▸ Request: List the lines of this listing that hold the word "SINUS".
┌──
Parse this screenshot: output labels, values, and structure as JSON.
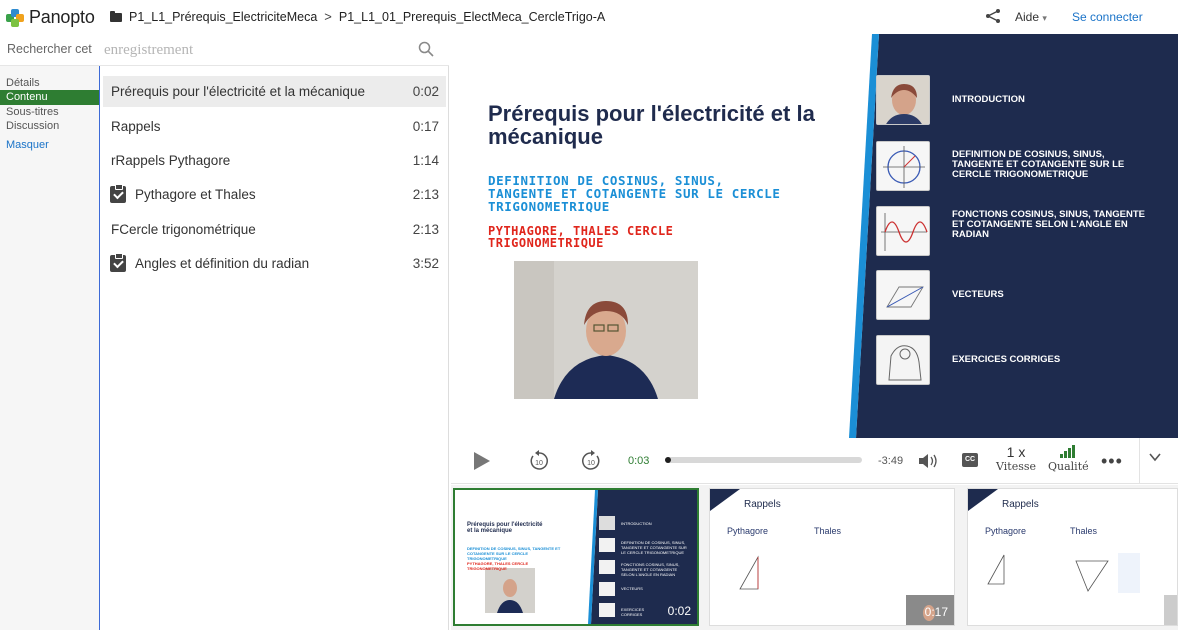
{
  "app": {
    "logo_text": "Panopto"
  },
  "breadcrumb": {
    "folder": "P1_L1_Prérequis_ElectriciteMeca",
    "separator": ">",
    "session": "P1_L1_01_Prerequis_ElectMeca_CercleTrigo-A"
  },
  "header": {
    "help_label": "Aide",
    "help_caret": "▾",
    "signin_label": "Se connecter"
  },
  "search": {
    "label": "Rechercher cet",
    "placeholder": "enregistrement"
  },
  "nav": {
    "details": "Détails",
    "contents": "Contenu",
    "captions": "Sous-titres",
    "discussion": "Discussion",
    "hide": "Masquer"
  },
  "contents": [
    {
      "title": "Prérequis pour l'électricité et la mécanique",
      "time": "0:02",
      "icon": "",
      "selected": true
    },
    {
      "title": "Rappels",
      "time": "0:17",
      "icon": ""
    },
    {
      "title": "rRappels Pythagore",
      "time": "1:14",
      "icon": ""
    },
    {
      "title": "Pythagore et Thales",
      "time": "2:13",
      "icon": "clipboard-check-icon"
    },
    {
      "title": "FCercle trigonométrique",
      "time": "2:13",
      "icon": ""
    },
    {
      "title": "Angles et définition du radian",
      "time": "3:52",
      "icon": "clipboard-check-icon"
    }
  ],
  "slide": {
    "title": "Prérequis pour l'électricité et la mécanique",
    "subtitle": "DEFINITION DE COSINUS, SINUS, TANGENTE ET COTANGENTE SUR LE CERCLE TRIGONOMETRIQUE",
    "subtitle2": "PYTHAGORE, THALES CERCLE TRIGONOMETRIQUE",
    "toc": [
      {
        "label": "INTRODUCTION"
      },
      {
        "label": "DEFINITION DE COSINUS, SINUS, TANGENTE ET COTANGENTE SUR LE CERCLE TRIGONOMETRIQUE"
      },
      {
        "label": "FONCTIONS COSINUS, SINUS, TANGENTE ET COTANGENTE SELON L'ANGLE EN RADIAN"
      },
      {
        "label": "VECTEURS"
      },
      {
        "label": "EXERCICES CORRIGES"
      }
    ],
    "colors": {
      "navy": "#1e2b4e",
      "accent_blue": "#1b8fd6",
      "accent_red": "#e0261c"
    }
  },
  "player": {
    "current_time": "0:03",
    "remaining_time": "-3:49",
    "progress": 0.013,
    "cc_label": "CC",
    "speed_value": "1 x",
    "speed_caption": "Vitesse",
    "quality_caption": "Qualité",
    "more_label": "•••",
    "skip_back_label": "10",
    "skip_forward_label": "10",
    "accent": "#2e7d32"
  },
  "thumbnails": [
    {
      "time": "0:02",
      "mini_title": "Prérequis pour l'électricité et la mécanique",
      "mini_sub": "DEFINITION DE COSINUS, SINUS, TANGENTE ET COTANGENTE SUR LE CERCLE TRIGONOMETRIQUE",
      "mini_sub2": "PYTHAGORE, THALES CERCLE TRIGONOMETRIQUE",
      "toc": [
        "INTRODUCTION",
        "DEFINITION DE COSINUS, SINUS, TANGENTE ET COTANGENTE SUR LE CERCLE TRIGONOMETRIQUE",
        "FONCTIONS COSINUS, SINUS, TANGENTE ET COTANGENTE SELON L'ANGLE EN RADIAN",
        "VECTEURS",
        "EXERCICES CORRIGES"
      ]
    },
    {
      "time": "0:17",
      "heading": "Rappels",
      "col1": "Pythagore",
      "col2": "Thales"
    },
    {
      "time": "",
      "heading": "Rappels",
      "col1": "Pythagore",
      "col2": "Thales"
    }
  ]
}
└──
┌──
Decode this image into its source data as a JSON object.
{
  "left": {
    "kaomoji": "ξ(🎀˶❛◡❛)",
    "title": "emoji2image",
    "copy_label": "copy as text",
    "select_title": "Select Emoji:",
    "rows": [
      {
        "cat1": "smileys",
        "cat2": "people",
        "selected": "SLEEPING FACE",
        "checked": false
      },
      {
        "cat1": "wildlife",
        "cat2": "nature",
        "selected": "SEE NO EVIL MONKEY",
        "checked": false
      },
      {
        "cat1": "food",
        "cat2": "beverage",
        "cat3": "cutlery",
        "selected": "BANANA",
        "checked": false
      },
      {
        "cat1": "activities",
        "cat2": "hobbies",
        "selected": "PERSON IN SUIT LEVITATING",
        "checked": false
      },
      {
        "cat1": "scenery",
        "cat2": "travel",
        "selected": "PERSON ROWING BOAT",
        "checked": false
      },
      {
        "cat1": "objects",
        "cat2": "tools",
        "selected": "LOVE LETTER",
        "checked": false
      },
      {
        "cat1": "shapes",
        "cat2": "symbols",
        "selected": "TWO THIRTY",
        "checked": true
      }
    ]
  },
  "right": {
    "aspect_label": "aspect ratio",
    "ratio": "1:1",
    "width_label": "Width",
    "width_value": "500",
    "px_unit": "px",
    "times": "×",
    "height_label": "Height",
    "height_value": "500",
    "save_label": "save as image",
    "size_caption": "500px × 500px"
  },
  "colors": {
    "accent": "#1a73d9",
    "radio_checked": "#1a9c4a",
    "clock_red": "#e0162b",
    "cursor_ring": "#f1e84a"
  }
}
└──
┌──
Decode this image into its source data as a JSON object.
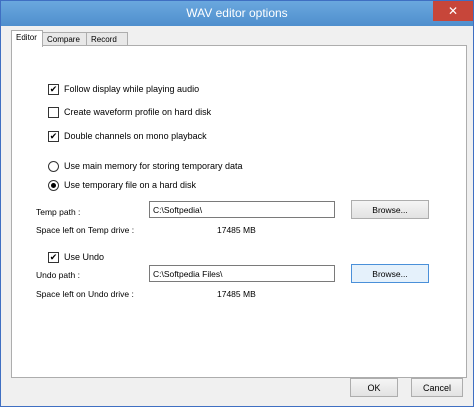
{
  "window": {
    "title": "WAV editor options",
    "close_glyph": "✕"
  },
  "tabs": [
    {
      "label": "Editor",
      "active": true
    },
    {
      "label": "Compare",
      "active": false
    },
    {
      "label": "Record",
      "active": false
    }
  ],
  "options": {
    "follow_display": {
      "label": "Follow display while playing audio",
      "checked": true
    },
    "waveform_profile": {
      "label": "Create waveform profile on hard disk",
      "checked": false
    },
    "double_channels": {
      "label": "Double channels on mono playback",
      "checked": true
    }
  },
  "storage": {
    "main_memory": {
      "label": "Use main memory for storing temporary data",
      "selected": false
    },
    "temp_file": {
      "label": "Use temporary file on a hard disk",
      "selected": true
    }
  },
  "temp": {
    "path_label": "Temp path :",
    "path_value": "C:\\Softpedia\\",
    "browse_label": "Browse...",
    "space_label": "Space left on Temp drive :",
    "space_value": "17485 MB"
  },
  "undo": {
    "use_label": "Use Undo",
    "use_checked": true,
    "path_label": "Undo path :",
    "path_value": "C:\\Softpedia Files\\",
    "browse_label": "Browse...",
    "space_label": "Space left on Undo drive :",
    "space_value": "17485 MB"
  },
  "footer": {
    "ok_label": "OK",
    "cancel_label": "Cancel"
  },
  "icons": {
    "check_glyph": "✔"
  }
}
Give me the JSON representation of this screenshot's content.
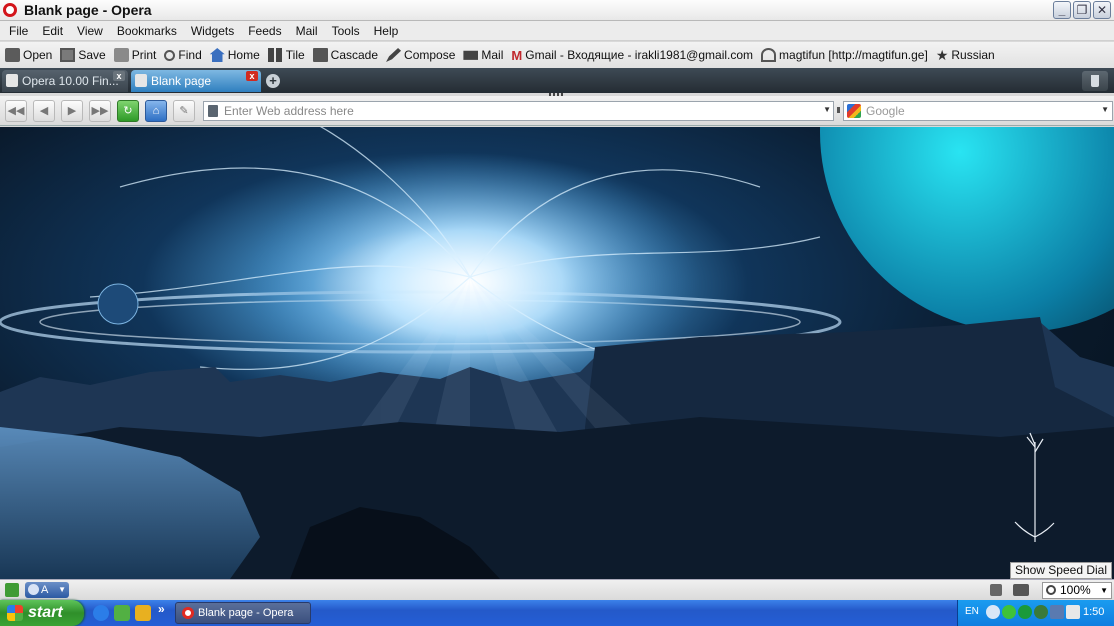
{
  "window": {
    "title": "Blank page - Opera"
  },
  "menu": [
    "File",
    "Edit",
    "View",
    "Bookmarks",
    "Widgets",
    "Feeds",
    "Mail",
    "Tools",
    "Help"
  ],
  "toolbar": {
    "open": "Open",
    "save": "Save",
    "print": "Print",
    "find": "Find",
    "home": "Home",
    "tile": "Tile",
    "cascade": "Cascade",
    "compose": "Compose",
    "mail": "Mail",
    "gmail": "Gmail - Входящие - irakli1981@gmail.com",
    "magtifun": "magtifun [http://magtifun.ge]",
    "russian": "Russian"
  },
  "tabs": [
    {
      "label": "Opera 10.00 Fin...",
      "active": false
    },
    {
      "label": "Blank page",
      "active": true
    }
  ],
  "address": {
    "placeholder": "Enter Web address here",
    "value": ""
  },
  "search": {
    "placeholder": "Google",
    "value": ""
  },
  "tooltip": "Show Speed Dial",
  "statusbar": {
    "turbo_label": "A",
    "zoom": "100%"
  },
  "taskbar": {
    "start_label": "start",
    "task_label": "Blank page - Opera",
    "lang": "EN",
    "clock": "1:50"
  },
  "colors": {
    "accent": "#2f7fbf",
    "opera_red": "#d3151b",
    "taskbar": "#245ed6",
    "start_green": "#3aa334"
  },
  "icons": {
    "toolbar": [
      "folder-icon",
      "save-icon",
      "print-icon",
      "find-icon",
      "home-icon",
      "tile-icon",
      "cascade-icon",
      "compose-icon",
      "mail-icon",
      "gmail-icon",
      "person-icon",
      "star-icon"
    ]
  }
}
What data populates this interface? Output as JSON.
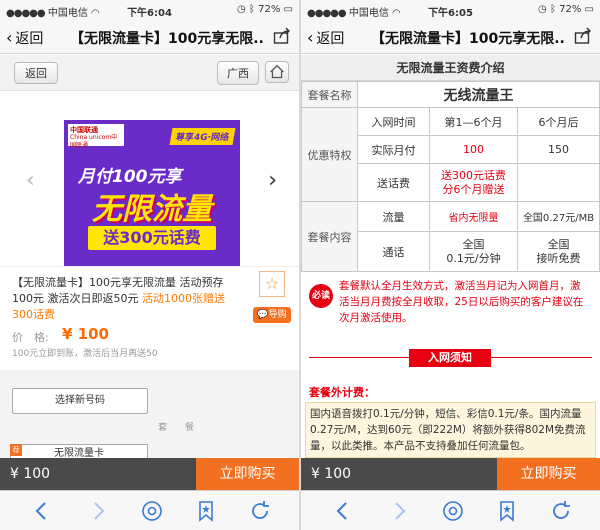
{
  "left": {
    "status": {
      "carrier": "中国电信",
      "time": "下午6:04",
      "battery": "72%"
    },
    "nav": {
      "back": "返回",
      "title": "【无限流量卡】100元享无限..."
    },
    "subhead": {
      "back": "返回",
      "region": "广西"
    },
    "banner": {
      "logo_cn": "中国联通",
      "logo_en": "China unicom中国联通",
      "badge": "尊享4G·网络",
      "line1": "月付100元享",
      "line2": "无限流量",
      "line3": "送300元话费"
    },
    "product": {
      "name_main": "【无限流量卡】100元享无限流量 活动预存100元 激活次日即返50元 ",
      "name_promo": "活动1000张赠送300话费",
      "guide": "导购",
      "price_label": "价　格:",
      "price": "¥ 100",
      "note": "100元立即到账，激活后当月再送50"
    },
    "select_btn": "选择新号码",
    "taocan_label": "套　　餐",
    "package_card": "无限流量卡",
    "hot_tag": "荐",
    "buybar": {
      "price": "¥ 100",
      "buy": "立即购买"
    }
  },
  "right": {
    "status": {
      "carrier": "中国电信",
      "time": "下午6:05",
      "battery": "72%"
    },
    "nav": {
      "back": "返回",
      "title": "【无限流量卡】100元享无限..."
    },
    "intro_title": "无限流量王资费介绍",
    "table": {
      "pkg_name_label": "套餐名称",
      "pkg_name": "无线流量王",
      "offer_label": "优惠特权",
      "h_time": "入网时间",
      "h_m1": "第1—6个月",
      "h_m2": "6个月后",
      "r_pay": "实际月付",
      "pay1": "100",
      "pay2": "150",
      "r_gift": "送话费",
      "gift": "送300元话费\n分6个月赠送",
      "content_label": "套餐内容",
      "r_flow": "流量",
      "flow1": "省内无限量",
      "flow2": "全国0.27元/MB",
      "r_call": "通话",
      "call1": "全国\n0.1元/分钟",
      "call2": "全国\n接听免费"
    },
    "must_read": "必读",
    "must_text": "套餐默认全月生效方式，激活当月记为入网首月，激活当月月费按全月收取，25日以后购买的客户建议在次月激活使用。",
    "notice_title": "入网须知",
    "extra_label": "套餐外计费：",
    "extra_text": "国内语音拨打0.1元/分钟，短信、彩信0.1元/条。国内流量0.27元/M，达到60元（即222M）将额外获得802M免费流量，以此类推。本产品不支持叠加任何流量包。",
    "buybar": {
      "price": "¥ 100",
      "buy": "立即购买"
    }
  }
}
└──
▸ Answer:
    "subtitle": "DEFINITION DE COSINUS, SINUS, TANGENTE ET COTANGENTE SUR LE CERCLE TRIGONOMETRIQUE",
        "label": "DEFINITION DE COSINUS, SINUS, TANGENTE ET COTANGENTE SUR LE CERCLE TRIGONOMETRIQUE"
        "label": "FONCTIONS COSINUS, SINUS, TANGENTE ET COTANGENTE SELON L'ANGLE EN RADIAN"
      "mini_sub": "DEFINITION DE COSINUS, SINUS, TANGENTE ET COTANGENTE SUR LE CERCLE TRIGONOMETRIQUE",
        "DEFINITION DE COSINUS, SINUS, TANGENTE ET COTANGENTE SUR LE CERCLE TRIGONOMETRIQUE",
        "FONCTIONS COSINUS, SINUS, TANGENTE ET COTANGENTE SELON L'ANGLE EN RADIAN",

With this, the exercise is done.